##### Data excerpts

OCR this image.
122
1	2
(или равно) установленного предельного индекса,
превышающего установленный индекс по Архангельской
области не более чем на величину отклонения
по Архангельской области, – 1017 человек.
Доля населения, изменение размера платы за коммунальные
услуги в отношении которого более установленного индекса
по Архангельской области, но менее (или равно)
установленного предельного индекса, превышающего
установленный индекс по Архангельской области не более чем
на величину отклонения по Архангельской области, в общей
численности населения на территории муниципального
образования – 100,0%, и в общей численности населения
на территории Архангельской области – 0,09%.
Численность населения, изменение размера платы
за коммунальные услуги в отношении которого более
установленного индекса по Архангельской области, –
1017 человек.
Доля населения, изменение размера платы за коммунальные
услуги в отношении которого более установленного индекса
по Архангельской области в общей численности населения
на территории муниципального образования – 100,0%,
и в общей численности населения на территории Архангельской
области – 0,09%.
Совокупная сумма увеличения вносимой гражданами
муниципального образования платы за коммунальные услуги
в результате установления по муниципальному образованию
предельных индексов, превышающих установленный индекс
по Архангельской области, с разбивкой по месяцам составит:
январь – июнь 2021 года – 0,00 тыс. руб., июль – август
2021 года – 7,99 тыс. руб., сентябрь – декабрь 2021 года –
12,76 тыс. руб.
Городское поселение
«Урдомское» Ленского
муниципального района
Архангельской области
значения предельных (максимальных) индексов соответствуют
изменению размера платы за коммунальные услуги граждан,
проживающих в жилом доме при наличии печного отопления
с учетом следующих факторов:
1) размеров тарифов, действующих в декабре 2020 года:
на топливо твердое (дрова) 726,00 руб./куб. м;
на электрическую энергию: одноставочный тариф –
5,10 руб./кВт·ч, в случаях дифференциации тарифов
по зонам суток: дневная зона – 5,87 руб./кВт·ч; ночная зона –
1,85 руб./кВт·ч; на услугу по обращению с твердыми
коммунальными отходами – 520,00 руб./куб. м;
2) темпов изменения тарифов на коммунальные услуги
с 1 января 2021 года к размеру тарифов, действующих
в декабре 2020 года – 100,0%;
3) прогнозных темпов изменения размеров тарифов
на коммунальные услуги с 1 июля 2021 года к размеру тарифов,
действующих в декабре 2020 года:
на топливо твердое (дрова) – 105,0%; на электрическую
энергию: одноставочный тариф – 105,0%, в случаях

##########

Above are some records; extract every one of them exactly.

- **Task answer**:
OCR this image.
122
1	2
(или равно) установленного предельного индекса,
превышающего установленный индекс по Архангельской
области не более чем на величину отклонения
по Архангельской области, – 1017 человек.
Доля населения, изменение размера платы за коммунальные
услуги в отношении которого более установленного индекса
по Архангельской области, но менее (или равно)
установленного предельного индекса, превышающего
установленный индекс по Архангельской области не более чем
на величину отклонения по Архангельской области, в общей
численности населения на территории муниципального
образования – 100,0%, и в общей численности населения
на территории Архангельской области – 0,09%.
Численность населения, изменение размера платы
за коммунальные услуги в отношении которого более
установленного индекса по Архангельской области, –
1017 человек.
Доля населения, изменение размера платы за коммунальные
услуги в отношении которого более установленного индекса
по Архангельской области в общей численности населения
на территории муниципального образования – 100,0%,
и в общей численности населения на территории Архангельской
области – 0,09%.
Совокупная сумма увеличения вносимой гражданами
муниципального образования платы за коммунальные услуги
в результате установления по муниципальному образованию
предельных индексов, превышающих установленный индекс
по Архангельской области, с разбивкой по месяцам составит:
январь – июнь 2021 года – 0,00 тыс. руб., июль – август
2021 года – 7,99 тыс. руб., сентябрь – декабрь 2021 года –
12,76 тыс. руб.
Городское поселение
«Урдомское» Ленского
муниципального района
Архангельской области
значения предельных (максимальных) индексов соответствуют
изменению размера платы за коммунальные услуги граждан,
проживающих в жилом доме при наличии печного отопления
с учетом следующих факторов:
1) размеров тарифов, действующих в декабре 2020 года:
на топливо твердое (дрова) 726,00 руб./куб. м;
на электрическую энергию: одноставочный тариф –
5,10 руб./кВт·ч, в случаях дифференциации тарифов
по зонам суток: дневная зона – 5,87 руб./кВт·ч; ночная зона –
1,85 руб./кВт·ч; на услугу по обращению с твердыми
коммунальными отходами – 520,00 руб./куб. м;
2) темпов изменения тарифов на коммунальные услуги
с 1 января 2021 года к размеру тарифов, действующих
в декабре 2020 года – 100,0%;
3) прогнозных темпов изменения размеров тарифов
на коммунальные услуги с 1 июля 2021 года к размеру тарифов,
действующих в декабре 2020 года:
на топливо твердое (дрова) – 105,0%; на электрическую
энергию: одноставочный тариф – 105,0%, в случаях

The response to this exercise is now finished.